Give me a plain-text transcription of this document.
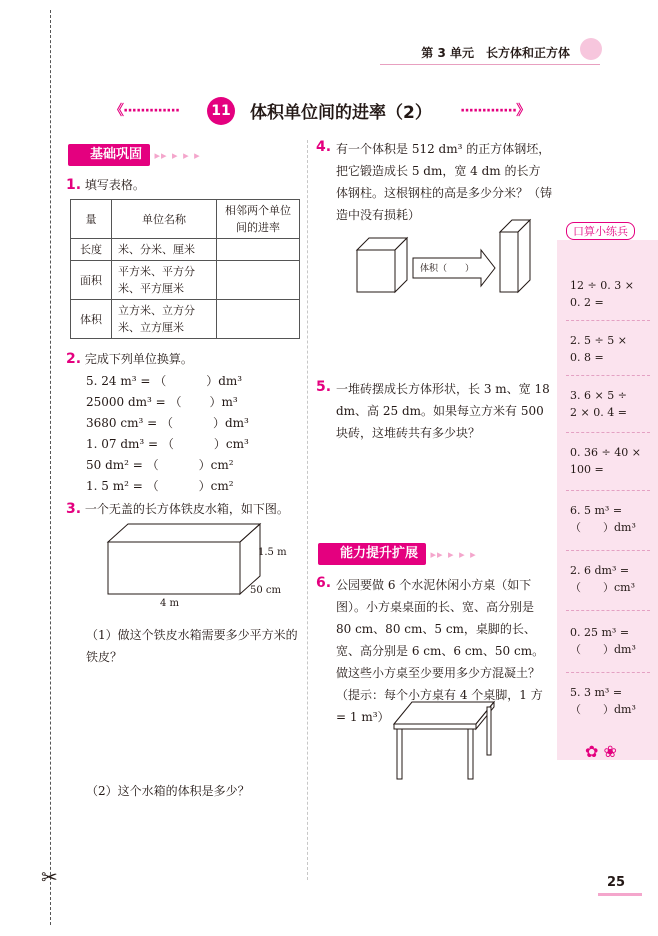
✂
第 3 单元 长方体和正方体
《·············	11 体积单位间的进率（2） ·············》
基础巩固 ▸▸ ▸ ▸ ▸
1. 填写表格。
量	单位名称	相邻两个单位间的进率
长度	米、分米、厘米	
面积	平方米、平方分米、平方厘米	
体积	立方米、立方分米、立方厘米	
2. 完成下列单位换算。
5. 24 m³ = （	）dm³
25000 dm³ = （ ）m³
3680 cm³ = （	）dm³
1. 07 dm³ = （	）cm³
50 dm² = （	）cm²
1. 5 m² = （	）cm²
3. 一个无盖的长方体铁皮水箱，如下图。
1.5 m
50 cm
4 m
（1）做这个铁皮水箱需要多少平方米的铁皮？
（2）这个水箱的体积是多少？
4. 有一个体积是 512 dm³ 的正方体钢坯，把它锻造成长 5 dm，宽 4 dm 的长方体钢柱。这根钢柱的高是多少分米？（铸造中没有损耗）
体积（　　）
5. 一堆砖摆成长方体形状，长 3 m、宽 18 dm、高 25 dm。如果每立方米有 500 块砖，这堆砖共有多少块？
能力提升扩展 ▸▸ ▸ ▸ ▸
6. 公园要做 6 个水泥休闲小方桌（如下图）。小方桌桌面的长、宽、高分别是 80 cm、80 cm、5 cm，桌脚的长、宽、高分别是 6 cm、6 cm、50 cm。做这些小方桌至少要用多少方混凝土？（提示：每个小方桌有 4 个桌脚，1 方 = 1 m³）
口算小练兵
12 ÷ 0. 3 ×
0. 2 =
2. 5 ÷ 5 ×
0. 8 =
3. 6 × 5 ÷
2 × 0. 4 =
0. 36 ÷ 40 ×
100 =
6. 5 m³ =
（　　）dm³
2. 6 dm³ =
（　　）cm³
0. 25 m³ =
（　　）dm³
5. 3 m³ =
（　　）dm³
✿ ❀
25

_ _ _ _ _

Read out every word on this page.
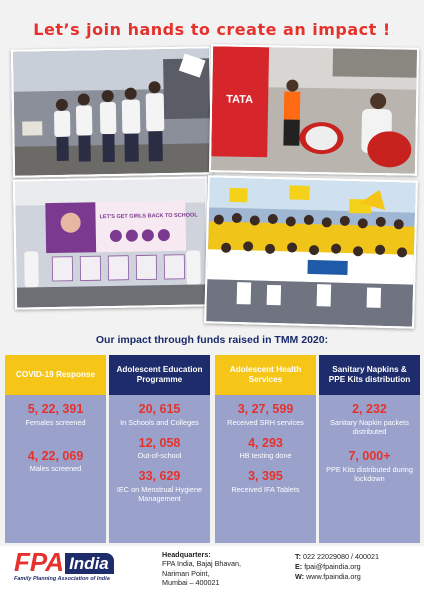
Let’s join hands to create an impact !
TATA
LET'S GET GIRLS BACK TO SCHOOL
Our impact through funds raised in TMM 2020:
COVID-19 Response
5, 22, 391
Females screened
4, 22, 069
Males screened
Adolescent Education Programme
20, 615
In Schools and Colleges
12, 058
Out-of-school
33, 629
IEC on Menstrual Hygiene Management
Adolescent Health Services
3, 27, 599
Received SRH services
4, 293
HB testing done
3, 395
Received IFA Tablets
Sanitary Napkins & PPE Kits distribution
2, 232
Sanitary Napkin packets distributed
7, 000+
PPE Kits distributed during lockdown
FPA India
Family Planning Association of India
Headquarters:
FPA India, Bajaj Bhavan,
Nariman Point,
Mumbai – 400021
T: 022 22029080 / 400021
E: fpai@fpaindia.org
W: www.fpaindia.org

_ _ _ _ _

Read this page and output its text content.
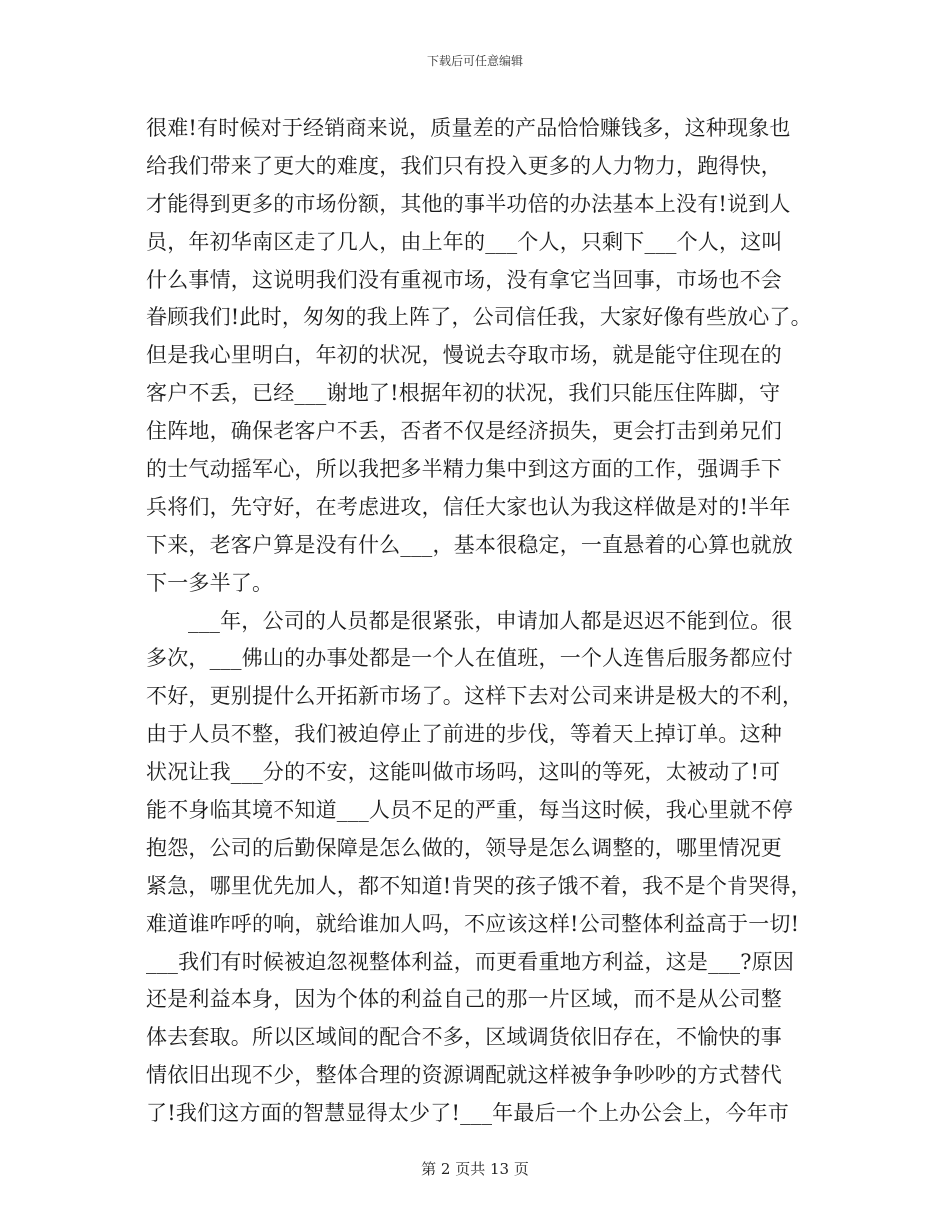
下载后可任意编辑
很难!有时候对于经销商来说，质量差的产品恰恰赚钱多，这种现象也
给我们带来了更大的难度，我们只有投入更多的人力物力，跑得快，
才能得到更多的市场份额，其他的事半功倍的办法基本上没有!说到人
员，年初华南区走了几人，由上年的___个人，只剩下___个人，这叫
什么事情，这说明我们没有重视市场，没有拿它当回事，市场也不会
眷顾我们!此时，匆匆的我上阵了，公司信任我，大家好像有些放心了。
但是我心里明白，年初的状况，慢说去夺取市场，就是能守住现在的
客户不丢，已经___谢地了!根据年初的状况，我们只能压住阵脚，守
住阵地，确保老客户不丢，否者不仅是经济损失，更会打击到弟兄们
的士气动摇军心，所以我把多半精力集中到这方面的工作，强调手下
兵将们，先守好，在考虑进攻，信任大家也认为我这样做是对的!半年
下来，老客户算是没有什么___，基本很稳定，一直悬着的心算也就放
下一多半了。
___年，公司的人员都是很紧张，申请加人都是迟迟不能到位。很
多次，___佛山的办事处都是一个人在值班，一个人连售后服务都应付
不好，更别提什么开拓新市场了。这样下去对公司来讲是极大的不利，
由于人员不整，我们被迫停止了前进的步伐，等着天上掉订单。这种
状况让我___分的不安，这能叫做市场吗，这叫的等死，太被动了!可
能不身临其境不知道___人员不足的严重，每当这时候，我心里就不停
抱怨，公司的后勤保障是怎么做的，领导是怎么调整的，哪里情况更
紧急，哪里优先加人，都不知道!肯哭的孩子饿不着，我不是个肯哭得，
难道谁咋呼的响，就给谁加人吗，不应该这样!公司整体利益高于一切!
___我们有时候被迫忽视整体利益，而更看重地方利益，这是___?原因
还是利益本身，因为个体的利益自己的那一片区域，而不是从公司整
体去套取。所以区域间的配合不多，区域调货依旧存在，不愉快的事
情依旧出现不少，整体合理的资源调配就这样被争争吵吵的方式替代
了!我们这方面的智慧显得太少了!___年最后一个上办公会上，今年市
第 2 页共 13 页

_ _ _ _ _

Task to complete: Go through the material above and count the lines that contain "text"; give that number alone.

Answer in full: 2